_WORK TO DO_:
**a)** Give every distinct username that posts in the forum thread about dogs and chicks, each listed once.
**b)** Using the forum thread about dogs and chicks, answer these questions:
(i) How many dogs does teddy have?
(ii) How many chicks is Blessings4Mommy about to get?
(iii) Until roughly what age does teddy keep the chicks caged?
**c)** Extend the forum thread about dogs and chicks by writing what comes next after its final post.

_EXTRACT PROVIDED_:
###
# Dogs and chicks



## ambrlyn243 (Aug 5, 2013)

I recently lost my 3 little loves to a dog attack. The experience was beyond devastating. I'm wondering if anyone has experience in training dogs to respect their flock...or even ideas to reinforce their coop?? I'm desperate to be a chicken mother again, but their safety comes first!


----------



## teddy (Sep 6, 2012)

I started with puppies and socialized them. I have three dogs and a couple cats. Cats are bad with chicks. I keep the chicks caged until about 3 months old. I brought the pups out with me to feed and clean the roost. My chickens are range free. As the pups got older they new the chickens we're off limits. They help with keeping the chickens safe from the neighbors wondering dogs. Once a dog starts killing though, well that is time to say bye to the dog. Rest in Peace!


----------



## Bee (Jun 20, 2013)

Cat's can be trained on chicks also. One can use the same technique they use on a dog, with supervised exposure and corrections for negative behaviors towards the chicks. 

I've always had young chicks loose around the cats and never had an incident...cats are smarter than dogs even, in that regard, and are quick to respond to training.


----------



## Blessings4Mommy (Aug 2, 2013)

Thanks for the encouragement Bee. We have 7 cats and are getting 4 chicks in 10 or so days. We will be vigilant about keeping an eye on the cats.


----------



## Bee (Jun 20, 2013)

When they show increased interest that looks like stalking behaviors, just correct them much like you would a dog. They get the idea that this is not food to be stalked and killed, when you are all in one place, existing together and you protecting the chicks. 

It's always worked for all our cats and they have shown themselves trustworthy when we are not around to monitor interactions.


----------



## kaufranc (Oct 3, 2012)

I agree with Bee. We have two cats, we have had about every kind of animal in the house. Baby chicks, ducklings , rabbits, our goat and turtles. We had my 2 year old rooster in the house for about 2 weeks, the cats behaved very well. If you introduce them so they can be familiar with them , then they seem less curious later on.


----------



## teddy (Sep 6, 2012)

My cats are a problem. They are never in the house. They are hunters. As they grew up eating with the big chickens they don't bother with them. I seen the hens kick they're butts. They stay faraway from the rooster. But when they see day old chicks all the goodness is gone from their eyes. I just don't take any chances with cats.


----------



## Bee (Jun 20, 2013)

I don't have house cats either and bird is always on the menu....except the chicks.

I've even had a cat that helped me round up the chickens and put them back in the perimeter fencing when needed. He knew when he was allowed to chase them and when he was not and he would do it on command.
###
_DATA_:
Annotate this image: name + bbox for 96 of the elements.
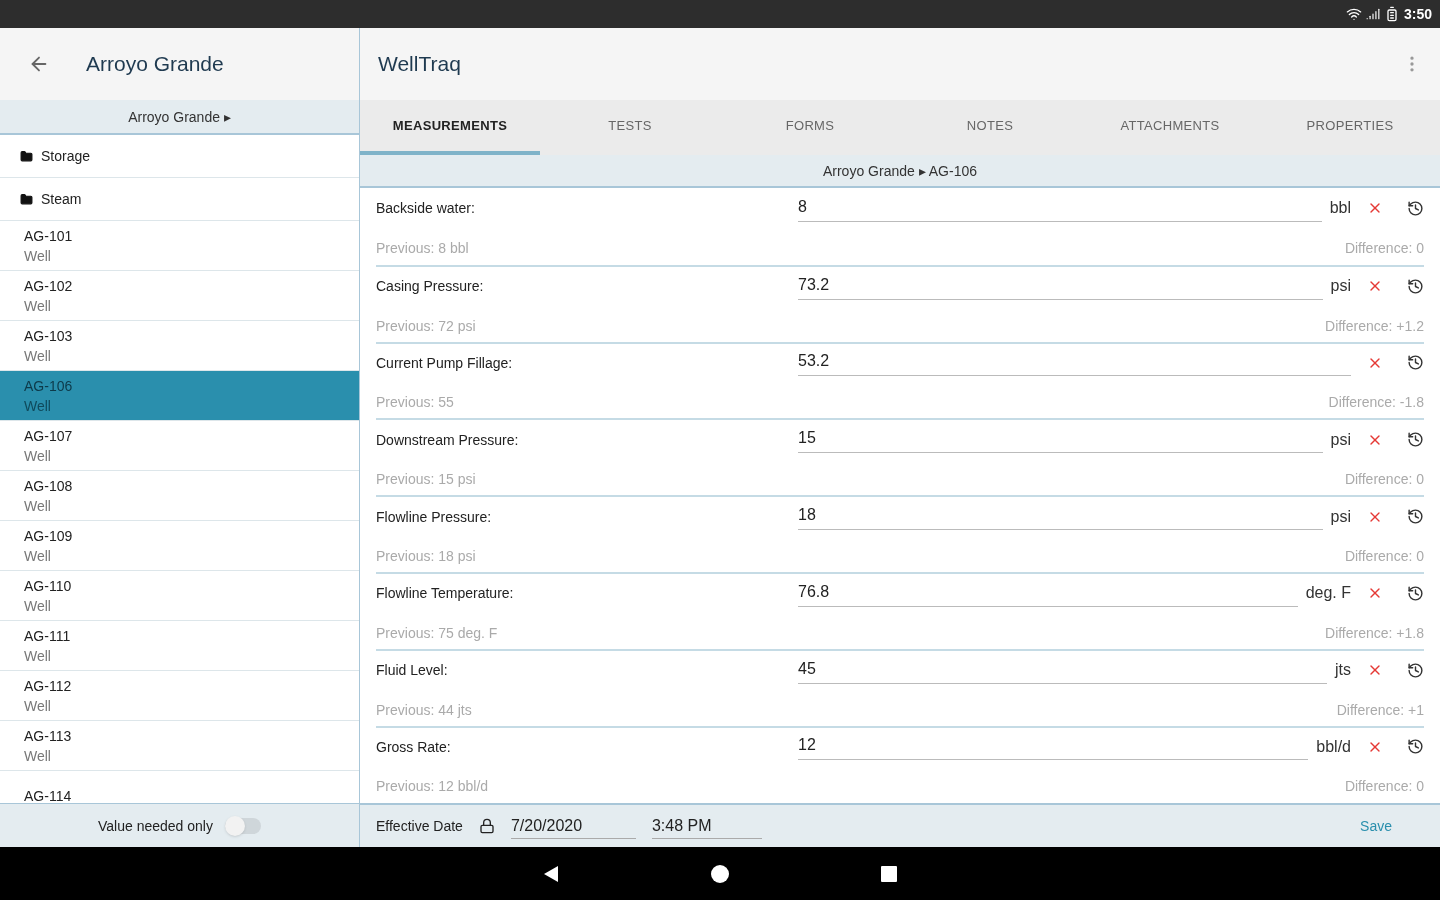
###
_FINAL ANSWERS_:
**a)** ambrlyn243, teddy, Bee, Blessings4Mommy, kaufranc

**b)**
(i) Three.
(ii) Four.
(iii) About 3 months old.

**c)**
Good ol' Spike...


----------



## jennifer (May 14, 2013)

My cats eat a lot of birds but for some reason they don't bother the chickens..









Now my dogs really want to eat them.. We have to bring the dogs in when we let the hens out .


----------



## Bee (Jun 20, 2013)

Sounds like a good time for training!


----------



## Blessings4Mommy (Aug 2, 2013)

Thanks for all the great advice and love the pictures!


----------



## LittleWings (Jul 15, 2013)

I started the cats off early, or they started themselves off. They loved the babies and still do. 
My big dog is a herder and thinks they are his. 
I don't think Ill ever be able to fully trust the shar pei mix. I'm working on him though.


----------



## Bee (Jun 20, 2013)

Love these pics! Especially the one with the kitten and chicks..that's precious!


----------



## Blessings4Mommy (Aug 2, 2013)

Adorable pictures. We already have guesses on how some of the cats will react. It will be interesting to see the what happens.


----------



## FarmRookie (Apr 18, 2013)

This works regardless of how many chickens the dogs may have killed.

Punish them when they kill one. Carry on about it for an hour or so.

Catch a chicken and hold it close. Cuddle it in the presence of the dogs. Let the dogs look at it up close, sniff it etc. If they lick their lips scold them. You only need to do this 2 or 3 times. The dogs will figure it out.

The concept that once a dog eats a chicken it can't be corrected is pure bs.


----------



## teddy (Sep 6, 2012)

FarmRookie said:


> The concept that once a dog eats a chicken it can't be corrected is pure bs.


How many kills until is acceptable before you give up on the Dog and protect the chickens.


----------



## Bee (Jun 20, 2013)

I usually have a 3 strike policy on all my criteria...that's for disobedience of any kind. One strike for livestock kills and if they do not respond to normal training on that, they are dead. They are no use to me or anyone else in a farming community and the shelters are already overloaded.


----------



## ambrlyn243 (Aug 5, 2013)

Thank you all for the support and amazing photos! I'm going to get on my pup training ASAP! It's reassuring to know there is a way to fix this problem.


----------



## mikemckenzy (Jul 7, 2013)

My dogs were very interested in chicken dinner when I brought the Beeps home. I had to hold the chickens in my arms and let the dogs watch me pet and interact with them. They soon realized the birds were important to me, now they simply ignore them. Sometimes the Terrier still harasses them, but not aggressively.


----------



## mjs500doo (May 6, 2013)

Completely agree with Bee. New pups are always socialized with the chickens. 

We also practice three strike. Dogs are replaceable. There's way too many out there. No use keeping a creature alive that keeps taking innocent lives of livestock. It is after all their home too.


----------



## chickadee3 (Apr 14, 2013)

mikemckenzy said:


> My dogs were very interested in chicken dinner when I brought the Beeps home. I had to hold the chickens in my arms and let the dogs watch me pet and interact with them. They soon realized the birds were important to me, now they simply ignore them. Sometimes the Terrier still harasses them, but not aggressively.


I agree. As soon as my dog and cat realised they were part of our pack, they ignored them. My dog will even let the girls take bits of her bone when she's chewing it in the garden!


----------



## doodlehike (Jul 27, 2013)

FarmRookie said:


> This works regardless of how many chickens the dogs may have killed.
> 
> Punish them when they kill one. Carry on about it for an hour or so.
> 
> ...


I don't know much about chickens yet, but I'm a certified dog trainer with 12 yrs experience as well as a vet tech.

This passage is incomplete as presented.